--- Start Dataset entries ---

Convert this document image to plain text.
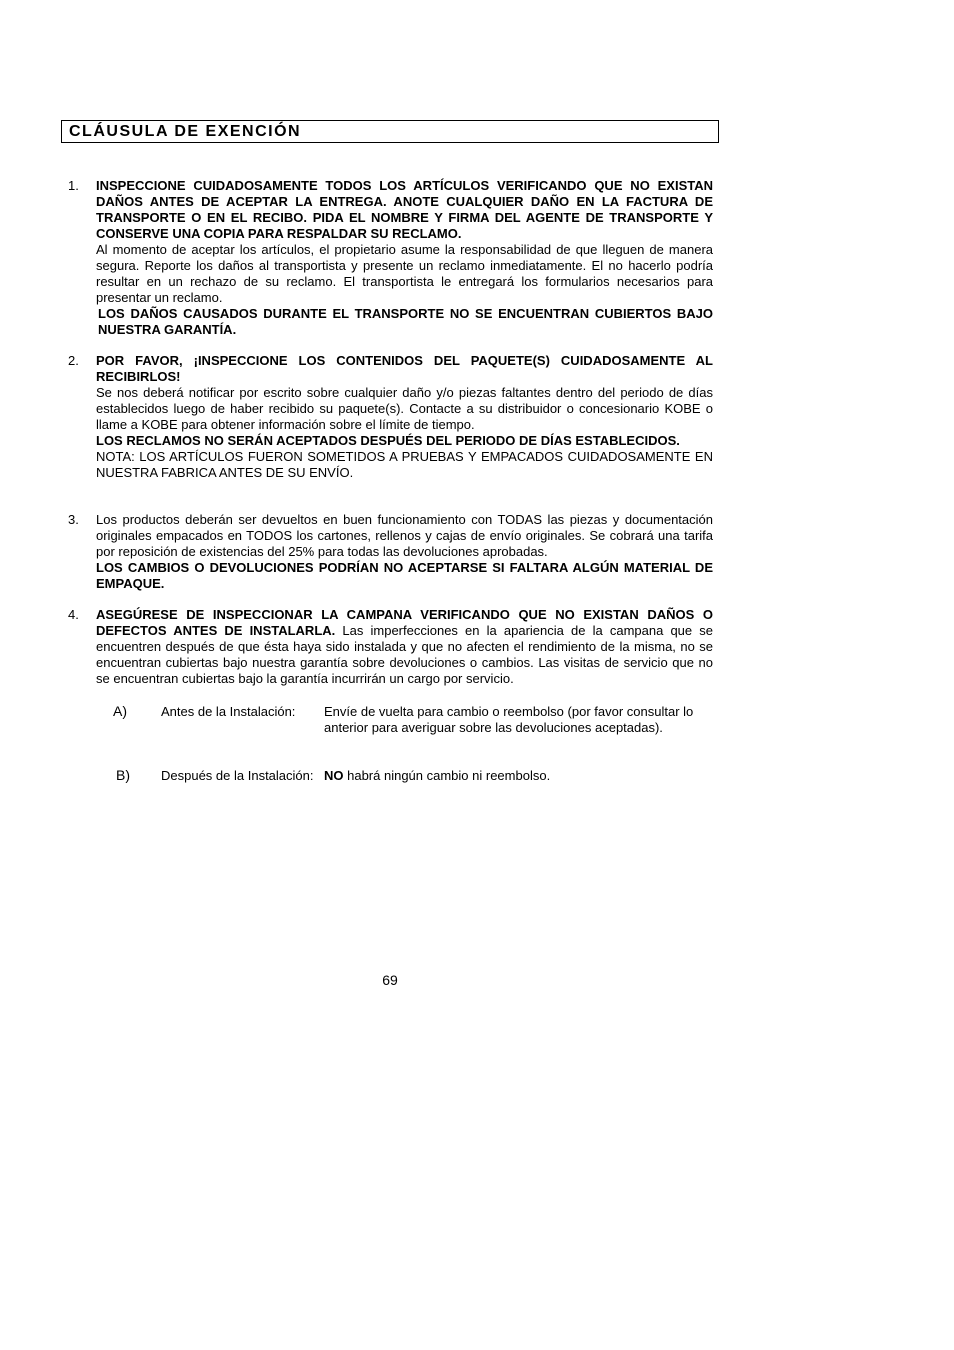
CLÁUSULA DE EXENCIÓN
1.	INSPECCIONE CUIDADOSAMENTE TODOS LOS ARTÍCULOS VERIFICANDO QUE NO EXISTAN DAÑOS ANTES DE ACEPTAR LA ENTREGA. ANOTE CUALQUIER DAÑO EN LA FACTURA DE TRANSPORTE O EN EL RECIBO. PIDA EL NOMBRE Y FIRMA DEL AGENTE DE TRANSPORTE Y CONSERVE UNA COPIA PARA RESPALDAR SU RECLAMO.

Al momento de aceptar los artículos, el propietario asume la responsabilidad de que lleguen de manera segura. Reporte los daños al transportista y presente un reclamo inmediatamente. El no hacerlo podría resultar en un rechazo de su reclamo. El transportista le entregará los formularios necesarios para presentar un reclamo.

LOS DAÑOS CAUSADOS DURANTE EL TRANSPORTE NO SE ENCUENTRAN CUBIERTOS BAJO NUESTRA GARANTÍA.

2.	POR FAVOR, ¡INSPECCIONE LOS CONTENIDOS DEL PAQUETE(S) CUIDADOSAMENTE AL RECIBIRLOS!

Se nos deberá notificar por escrito sobre cualquier daño y/o piezas faltantes dentro del periodo de días establecidos luego de haber recibido su paquete(s). Contacte a su distribuidor o concesionario KOBE o llame a KOBE para obtener información sobre el límite de tiempo.

LOS RECLAMOS NO SERÁN ACEPTADOS DESPUÉS DEL PERIODO DE DÍAS ESTABLECIDOS.

NOTA: LOS ARTÍCULOS FUERON SOMETIDOS A PRUEBAS Y EMPACADOS CUIDADOSAMENTE EN NUESTRA FABRICA ANTES DE SU ENVÍO.

3.	Los productos deberán ser devueltos en buen funcionamiento con TODAS las piezas y documentación originales empacados en TODOS los cartones, rellenos y cajas de envío originales. Se cobrará una tarifa por reposición de existencias del 25% para todas las devoluciones aprobadas.

LOS CAMBIOS O DEVOLUCIONES PODRÍAN NO ACEPTARSE SI FALTARA ALGÚN MATERIAL DE EMPAQUE.

4.	ASEGÚRESE DE INSPECCIONAR LA CAMPANA VERIFICANDO QUE NO EXISTAN DAÑOS O DEFECTOS ANTES DE INSTALARLA. Las imperfecciones en la apariencia de la campana que se encuentren después de que ésta haya sido instalada y que no afecten el rendimiento de la misma, no se encuentran cubiertas bajo nuestra garantía sobre devoluciones o cambios. Las visitas de servicio que no se encuentran cubiertas bajo la garantía incurrirán un cargo por servicio.

A)	Antes de la Instalación: Envíe de vuelta para cambio o reembolso (por favor consultar lo anterior para averiguar sobre las devoluciones aceptadas).
B) Después de la Instalación: NO habrá ningún cambio ni reembolso.
69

--- End Dataset entries ---

◆ Problem description
Pick out lines containing the word "TODOS", each one as written.

◆ Solution below
1.	INSPECCIONE CUIDADOSAMENTE TODOS LOS ARTÍCULOS VERIFICANDO QUE NO EXISTAN DAÑOS ANTES DE ACEPTAR LA ENTREGA. ANOTE CUALQUIER DAÑO EN LA FACTURA DE TRANSPORTE O EN EL RECIBO. PIDA EL NOMBRE Y FIRMA DEL AGENTE DE TRANSPORTE Y CONSERVE UNA COPIA PARA RESPALDAR SU RECLAMO.
3.	Los productos deberán ser devueltos en buen funcionamiento con TODAS las piezas y documentación originales empacados en TODOS los cartones, rellenos y cajas de envío originales. Se cobrará una tarifa por reposición de existencias del 25% para todas las devoluciones aprobadas.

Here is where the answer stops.